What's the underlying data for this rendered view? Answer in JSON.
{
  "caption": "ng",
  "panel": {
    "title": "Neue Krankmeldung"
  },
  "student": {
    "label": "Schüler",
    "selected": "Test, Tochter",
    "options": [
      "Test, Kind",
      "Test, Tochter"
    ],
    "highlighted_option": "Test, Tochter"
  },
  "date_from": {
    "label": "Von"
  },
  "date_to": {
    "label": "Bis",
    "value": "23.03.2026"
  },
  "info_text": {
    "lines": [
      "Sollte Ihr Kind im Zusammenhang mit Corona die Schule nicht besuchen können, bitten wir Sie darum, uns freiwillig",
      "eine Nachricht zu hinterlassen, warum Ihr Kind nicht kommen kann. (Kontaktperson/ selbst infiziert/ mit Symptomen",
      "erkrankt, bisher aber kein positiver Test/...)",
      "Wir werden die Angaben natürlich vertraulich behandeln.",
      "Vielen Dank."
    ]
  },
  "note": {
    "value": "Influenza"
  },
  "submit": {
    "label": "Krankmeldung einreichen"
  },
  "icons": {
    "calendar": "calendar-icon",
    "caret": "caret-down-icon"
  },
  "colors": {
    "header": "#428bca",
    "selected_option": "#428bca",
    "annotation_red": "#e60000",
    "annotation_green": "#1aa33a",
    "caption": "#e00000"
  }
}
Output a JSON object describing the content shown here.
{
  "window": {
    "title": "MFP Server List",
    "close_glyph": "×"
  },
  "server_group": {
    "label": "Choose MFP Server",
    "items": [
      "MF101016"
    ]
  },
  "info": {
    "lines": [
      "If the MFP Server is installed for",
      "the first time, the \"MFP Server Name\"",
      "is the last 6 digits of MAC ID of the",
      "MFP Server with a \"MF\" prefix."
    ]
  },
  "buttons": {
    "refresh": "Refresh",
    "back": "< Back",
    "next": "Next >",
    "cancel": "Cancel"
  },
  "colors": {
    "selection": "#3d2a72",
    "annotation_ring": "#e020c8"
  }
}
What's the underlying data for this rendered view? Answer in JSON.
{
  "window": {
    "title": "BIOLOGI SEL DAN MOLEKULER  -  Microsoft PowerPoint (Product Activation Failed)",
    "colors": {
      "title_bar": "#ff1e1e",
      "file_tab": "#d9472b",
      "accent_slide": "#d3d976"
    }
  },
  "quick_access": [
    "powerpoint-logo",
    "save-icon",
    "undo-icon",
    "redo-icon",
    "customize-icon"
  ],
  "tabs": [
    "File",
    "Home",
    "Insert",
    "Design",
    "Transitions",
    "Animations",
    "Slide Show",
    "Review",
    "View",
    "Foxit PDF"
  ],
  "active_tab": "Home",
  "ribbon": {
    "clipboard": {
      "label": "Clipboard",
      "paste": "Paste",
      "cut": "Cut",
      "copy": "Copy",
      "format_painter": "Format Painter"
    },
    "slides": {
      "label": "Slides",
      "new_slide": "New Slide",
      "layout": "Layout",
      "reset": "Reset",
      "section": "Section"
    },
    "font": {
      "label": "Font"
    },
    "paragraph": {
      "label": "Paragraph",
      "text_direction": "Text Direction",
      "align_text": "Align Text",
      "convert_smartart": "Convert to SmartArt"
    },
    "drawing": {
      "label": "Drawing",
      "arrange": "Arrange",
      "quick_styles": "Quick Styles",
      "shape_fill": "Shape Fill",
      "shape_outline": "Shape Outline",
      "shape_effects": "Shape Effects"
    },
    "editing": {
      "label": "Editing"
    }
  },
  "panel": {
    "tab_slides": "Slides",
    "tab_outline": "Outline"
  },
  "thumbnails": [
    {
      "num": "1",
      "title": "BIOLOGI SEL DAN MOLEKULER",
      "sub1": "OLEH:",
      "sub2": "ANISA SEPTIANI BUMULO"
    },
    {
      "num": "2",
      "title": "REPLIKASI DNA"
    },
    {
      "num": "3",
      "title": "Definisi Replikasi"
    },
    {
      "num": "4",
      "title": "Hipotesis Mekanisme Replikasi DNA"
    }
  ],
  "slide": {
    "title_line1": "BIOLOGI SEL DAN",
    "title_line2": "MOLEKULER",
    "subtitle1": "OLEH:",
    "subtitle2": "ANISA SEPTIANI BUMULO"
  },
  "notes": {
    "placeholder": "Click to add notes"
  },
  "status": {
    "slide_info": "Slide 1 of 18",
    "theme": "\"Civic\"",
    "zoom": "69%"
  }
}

- - -

GIVEN PROBLEM:
Say how many lines of the data include the word "BIOLOGI". Nothing other than the number should be given.

EXERCISE RESPONSE:
3